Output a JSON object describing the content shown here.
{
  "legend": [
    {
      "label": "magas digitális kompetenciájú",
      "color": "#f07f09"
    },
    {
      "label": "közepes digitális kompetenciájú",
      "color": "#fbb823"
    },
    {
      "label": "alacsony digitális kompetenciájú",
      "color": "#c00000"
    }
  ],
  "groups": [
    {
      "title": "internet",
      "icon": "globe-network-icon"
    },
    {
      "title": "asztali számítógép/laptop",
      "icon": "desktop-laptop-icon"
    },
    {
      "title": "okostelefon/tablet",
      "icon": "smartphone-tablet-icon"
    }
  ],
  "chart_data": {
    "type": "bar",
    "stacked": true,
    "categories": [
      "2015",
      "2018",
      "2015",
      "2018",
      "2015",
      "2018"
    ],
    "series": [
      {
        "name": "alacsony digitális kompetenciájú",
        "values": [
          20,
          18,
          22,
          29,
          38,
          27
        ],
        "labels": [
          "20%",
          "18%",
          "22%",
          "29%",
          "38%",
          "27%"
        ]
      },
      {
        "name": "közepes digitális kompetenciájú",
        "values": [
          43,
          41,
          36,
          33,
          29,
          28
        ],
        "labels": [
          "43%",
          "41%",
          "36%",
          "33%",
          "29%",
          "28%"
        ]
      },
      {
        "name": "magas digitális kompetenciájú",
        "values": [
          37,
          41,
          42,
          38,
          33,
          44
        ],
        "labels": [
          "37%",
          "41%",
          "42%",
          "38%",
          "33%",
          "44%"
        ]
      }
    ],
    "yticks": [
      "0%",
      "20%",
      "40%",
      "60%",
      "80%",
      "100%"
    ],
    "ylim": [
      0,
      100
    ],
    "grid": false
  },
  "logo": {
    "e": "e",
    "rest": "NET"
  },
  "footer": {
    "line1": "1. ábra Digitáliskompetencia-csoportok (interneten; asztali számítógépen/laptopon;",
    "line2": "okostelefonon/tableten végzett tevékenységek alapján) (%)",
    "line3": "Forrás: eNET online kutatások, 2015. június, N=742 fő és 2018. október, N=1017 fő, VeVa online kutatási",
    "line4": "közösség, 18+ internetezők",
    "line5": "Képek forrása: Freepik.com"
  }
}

...

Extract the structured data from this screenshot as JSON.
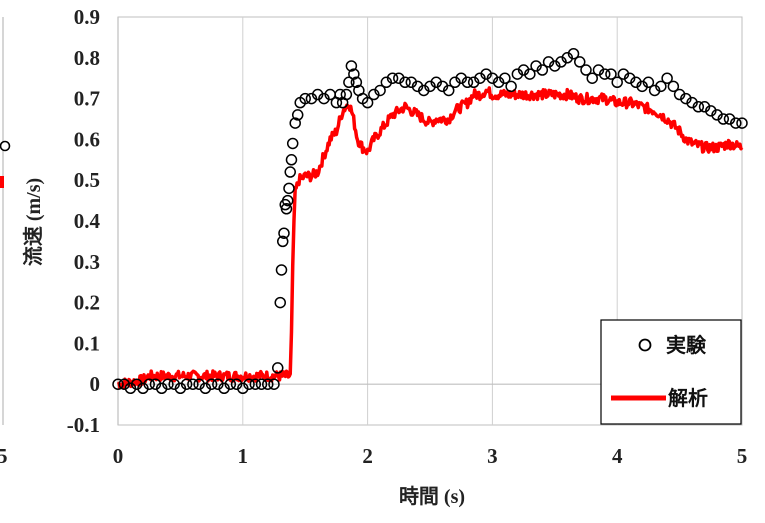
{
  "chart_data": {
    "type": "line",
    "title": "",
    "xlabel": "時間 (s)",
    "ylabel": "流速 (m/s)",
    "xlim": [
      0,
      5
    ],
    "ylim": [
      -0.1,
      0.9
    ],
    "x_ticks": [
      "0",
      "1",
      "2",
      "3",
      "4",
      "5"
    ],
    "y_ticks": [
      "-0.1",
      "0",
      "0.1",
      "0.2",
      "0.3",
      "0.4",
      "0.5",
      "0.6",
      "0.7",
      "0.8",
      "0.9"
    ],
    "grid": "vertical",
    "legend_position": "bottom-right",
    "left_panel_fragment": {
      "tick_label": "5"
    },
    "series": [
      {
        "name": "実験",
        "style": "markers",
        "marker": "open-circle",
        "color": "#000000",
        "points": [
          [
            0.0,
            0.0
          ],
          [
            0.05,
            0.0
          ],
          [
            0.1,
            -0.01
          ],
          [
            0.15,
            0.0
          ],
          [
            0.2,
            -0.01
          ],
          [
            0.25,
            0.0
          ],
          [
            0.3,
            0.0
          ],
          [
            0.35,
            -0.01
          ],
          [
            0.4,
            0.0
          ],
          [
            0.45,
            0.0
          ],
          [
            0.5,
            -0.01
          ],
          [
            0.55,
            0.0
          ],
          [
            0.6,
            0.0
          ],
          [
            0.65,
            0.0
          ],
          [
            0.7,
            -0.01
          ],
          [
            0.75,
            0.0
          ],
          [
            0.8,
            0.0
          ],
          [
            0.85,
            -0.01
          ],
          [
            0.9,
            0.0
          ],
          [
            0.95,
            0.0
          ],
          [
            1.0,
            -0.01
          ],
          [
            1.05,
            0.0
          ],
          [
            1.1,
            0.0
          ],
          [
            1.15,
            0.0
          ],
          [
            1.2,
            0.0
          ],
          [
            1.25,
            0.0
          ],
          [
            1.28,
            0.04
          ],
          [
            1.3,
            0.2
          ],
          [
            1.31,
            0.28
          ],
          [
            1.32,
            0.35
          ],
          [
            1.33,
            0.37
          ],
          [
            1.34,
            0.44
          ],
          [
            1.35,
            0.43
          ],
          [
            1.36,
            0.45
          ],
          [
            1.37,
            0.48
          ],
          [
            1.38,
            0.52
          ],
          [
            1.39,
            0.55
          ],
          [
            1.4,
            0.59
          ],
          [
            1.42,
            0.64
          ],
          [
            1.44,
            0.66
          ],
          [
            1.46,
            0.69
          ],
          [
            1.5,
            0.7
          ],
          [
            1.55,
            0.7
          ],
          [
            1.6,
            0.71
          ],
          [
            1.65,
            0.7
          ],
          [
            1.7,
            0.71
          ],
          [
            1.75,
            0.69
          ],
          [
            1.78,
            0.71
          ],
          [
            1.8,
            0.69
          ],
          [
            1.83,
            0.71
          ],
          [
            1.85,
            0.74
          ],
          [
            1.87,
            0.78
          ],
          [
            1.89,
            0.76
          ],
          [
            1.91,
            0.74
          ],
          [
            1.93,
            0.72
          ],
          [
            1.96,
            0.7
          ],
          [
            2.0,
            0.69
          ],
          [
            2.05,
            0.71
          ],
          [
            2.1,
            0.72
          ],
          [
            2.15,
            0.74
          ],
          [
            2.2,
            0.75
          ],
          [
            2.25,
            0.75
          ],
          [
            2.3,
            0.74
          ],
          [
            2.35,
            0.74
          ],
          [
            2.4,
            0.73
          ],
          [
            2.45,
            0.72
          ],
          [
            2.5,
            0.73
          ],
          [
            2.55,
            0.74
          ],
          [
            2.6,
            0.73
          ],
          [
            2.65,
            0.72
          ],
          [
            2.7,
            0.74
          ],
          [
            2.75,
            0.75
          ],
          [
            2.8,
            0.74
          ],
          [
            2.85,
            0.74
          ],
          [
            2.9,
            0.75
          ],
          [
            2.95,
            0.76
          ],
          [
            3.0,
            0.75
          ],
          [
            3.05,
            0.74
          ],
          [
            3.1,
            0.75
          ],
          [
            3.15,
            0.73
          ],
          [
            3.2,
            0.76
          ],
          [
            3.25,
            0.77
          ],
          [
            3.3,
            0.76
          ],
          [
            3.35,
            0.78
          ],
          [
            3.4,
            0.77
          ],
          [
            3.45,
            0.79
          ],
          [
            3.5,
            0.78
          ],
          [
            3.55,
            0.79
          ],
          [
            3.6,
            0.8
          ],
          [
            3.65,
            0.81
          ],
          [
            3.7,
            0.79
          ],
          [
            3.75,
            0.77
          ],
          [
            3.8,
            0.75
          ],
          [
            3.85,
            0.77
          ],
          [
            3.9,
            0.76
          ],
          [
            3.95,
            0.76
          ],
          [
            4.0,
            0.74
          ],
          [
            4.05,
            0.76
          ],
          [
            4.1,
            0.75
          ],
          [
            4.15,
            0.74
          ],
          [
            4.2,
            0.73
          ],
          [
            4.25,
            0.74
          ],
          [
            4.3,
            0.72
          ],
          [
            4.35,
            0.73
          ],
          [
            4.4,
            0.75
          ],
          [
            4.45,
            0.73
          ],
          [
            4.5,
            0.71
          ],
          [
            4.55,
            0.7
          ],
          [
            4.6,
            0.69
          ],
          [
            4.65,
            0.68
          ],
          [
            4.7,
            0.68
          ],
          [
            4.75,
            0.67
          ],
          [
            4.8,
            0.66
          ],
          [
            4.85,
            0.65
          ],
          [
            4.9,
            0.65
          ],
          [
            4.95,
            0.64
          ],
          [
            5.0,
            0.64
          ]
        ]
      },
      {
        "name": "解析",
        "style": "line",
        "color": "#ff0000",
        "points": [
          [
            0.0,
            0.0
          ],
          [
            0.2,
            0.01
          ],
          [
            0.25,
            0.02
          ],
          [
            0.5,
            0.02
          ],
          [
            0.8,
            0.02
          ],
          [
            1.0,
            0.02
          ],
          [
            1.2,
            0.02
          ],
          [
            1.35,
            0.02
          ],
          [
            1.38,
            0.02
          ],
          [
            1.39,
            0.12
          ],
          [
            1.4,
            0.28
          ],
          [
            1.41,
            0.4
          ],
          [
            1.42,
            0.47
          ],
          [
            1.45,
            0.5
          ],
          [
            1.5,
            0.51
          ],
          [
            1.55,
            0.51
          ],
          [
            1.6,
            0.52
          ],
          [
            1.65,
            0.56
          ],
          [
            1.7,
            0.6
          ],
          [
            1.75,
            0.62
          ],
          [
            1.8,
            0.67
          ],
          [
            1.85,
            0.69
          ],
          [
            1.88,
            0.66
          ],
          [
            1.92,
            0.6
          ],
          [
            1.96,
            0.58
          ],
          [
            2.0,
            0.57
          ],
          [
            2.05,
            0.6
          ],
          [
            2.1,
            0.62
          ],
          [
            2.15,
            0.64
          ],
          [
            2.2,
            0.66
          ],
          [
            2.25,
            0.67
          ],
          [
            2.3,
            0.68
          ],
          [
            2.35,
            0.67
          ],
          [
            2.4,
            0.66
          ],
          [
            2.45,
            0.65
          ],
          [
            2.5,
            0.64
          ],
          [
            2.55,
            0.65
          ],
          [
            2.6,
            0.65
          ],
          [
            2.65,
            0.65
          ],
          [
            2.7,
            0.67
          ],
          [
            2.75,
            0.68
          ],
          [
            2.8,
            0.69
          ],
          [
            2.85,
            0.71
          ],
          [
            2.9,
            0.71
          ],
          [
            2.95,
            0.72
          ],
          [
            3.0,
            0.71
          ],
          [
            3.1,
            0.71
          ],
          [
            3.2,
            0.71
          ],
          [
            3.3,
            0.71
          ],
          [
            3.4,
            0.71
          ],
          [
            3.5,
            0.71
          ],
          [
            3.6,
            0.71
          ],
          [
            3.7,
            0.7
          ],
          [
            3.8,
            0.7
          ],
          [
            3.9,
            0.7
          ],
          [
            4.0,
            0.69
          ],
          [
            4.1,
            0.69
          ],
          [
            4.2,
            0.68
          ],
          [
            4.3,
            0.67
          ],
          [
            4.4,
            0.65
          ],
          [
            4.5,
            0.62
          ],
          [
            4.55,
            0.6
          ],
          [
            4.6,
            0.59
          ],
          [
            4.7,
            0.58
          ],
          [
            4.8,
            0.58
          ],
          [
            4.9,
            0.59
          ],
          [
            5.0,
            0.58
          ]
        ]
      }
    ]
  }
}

__Problem statement__: List all lines in the material containing the string "title".

__Task response__:
      "title": "internet",
      "title": "asztali számítógép/laptop",
      "title": "okostelefon/tablet",
    "title": "",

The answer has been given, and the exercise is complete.